Material provided —
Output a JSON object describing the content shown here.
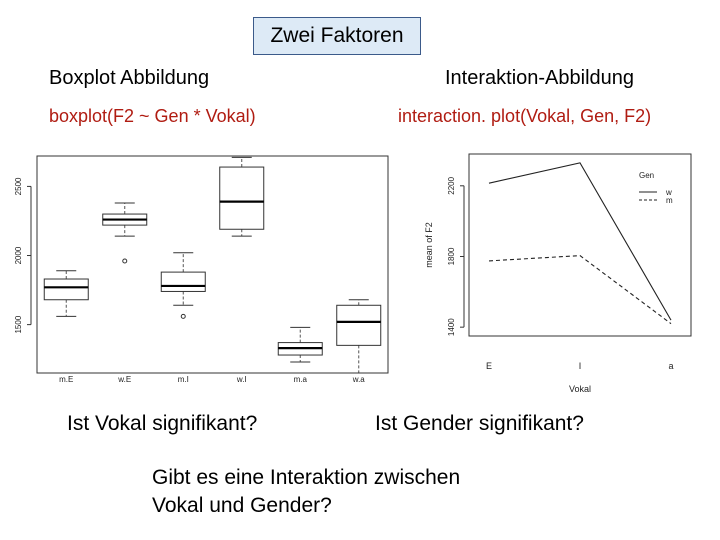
{
  "slide": {
    "title": "Zwei Faktoren",
    "left_heading": "Boxplot Abbildung",
    "right_heading": "Interaktion-Abbildung",
    "left_code": "boxplot(F2 ~ Gen * Vokal)",
    "right_code": "interaction. plot(Vokal, Gen, F2)",
    "question_vokal": "Ist Vokal signifikant?",
    "question_gender": "Ist Gender signifikant?",
    "question_interaction_line1": "Gibt es eine Interaktion zwischen",
    "question_interaction_line2": "Vokal und Gender?"
  },
  "chart_data": [
    {
      "type": "boxplot",
      "categories": [
        "m.E",
        "w.E",
        "m.I",
        "w.I",
        "m.a",
        "w.a"
      ],
      "ylim": [
        1150,
        2720
      ],
      "yticks": [
        "1500",
        "2000",
        "2500"
      ],
      "ytick_values": [
        1500,
        2000,
        2500
      ],
      "boxes": [
        {
          "whisker_low": 1560,
          "q1": 1680,
          "median": 1770,
          "q3": 1830,
          "whisker_high": 1890,
          "outliers": []
        },
        {
          "whisker_low": 2140,
          "q1": 2220,
          "median": 2260,
          "q3": 2300,
          "whisker_high": 2380,
          "outliers": [
            1960
          ]
        },
        {
          "whisker_low": 1640,
          "q1": 1740,
          "median": 1780,
          "q3": 1880,
          "whisker_high": 2020,
          "outliers": [
            1560
          ]
        },
        {
          "whisker_low": 2140,
          "q1": 2190,
          "median": 2390,
          "q3": 2640,
          "whisker_high": 2710,
          "outliers": []
        },
        {
          "whisker_low": 1230,
          "q1": 1280,
          "median": 1330,
          "q3": 1370,
          "whisker_high": 1480,
          "outliers": []
        },
        {
          "whisker_low": 1150,
          "q1": 1350,
          "median": 1520,
          "q3": 1640,
          "whisker_high": 1680,
          "outliers": []
        }
      ],
      "grid": false
    },
    {
      "type": "line",
      "xlabel": "Vokal",
      "ylabel": "mean of F2",
      "categories": [
        "E",
        "I",
        "a"
      ],
      "ylim": [
        1350,
        2380
      ],
      "yticks": [
        "1400",
        "1800",
        "2200"
      ],
      "ytick_values": [
        1400,
        1800,
        2200
      ],
      "legend_title": "Gen",
      "legend_position": "top-right",
      "series": [
        {
          "name": "w",
          "values": [
            2215,
            2330,
            1440
          ],
          "style": "solid"
        },
        {
          "name": "m",
          "values": [
            1775,
            1805,
            1420
          ],
          "style": "dashed"
        }
      ],
      "grid": false
    }
  ]
}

Objective —
Quote every line of the records above exactly; no picture is to be copied.

Reply to the exercise —
Output a JSON object describing the content shown here.
{
  "slide": {
    "title": "Zwei Faktoren",
    "left_heading": "Boxplot Abbildung",
    "right_heading": "Interaktion-Abbildung",
    "left_code": "boxplot(F2 ~ Gen * Vokal)",
    "right_code": "interaction. plot(Vokal, Gen, F2)",
    "question_vokal": "Ist Vokal signifikant?",
    "question_gender": "Ist Gender signifikant?",
    "question_interaction_line1": "Gibt es eine Interaktion zwischen",
    "question_interaction_line2": "Vokal und Gender?"
  },
  "chart_data": [
    {
      "type": "boxplot",
      "categories": [
        "m.E",
        "w.E",
        "m.I",
        "w.I",
        "m.a",
        "w.a"
      ],
      "ylim": [
        1150,
        2720
      ],
      "yticks": [
        "1500",
        "2000",
        "2500"
      ],
      "ytick_values": [
        1500,
        2000,
        2500
      ],
      "boxes": [
        {
          "whisker_low": 1560,
          "q1": 1680,
          "median": 1770,
          "q3": 1830,
          "whisker_high": 1890,
          "outliers": []
        },
        {
          "whisker_low": 2140,
          "q1": 2220,
          "median": 2260,
          "q3": 2300,
          "whisker_high": 2380,
          "outliers": [
            1960
          ]
        },
        {
          "whisker_low": 1640,
          "q1": 1740,
          "median": 1780,
          "q3": 1880,
          "whisker_high": 2020,
          "outliers": [
            1560
          ]
        },
        {
          "whisker_low": 2140,
          "q1": 2190,
          "median": 2390,
          "q3": 2640,
          "whisker_high": 2710,
          "outliers": []
        },
        {
          "whisker_low": 1230,
          "q1": 1280,
          "median": 1330,
          "q3": 1370,
          "whisker_high": 1480,
          "outliers": []
        },
        {
          "whisker_low": 1150,
          "q1": 1350,
          "median": 1520,
          "q3": 1640,
          "whisker_high": 1680,
          "outliers": []
        }
      ],
      "grid": false
    },
    {
      "type": "line",
      "xlabel": "Vokal",
      "ylabel": "mean of F2",
      "categories": [
        "E",
        "I",
        "a"
      ],
      "ylim": [
        1350,
        2380
      ],
      "yticks": [
        "1400",
        "1800",
        "2200"
      ],
      "ytick_values": [
        1400,
        1800,
        2200
      ],
      "legend_title": "Gen",
      "legend_position": "top-right",
      "series": [
        {
          "name": "w",
          "values": [
            2215,
            2330,
            1440
          ],
          "style": "solid"
        },
        {
          "name": "m",
          "values": [
            1775,
            1805,
            1420
          ],
          "style": "dashed"
        }
      ],
      "grid": false
    }
  ]
}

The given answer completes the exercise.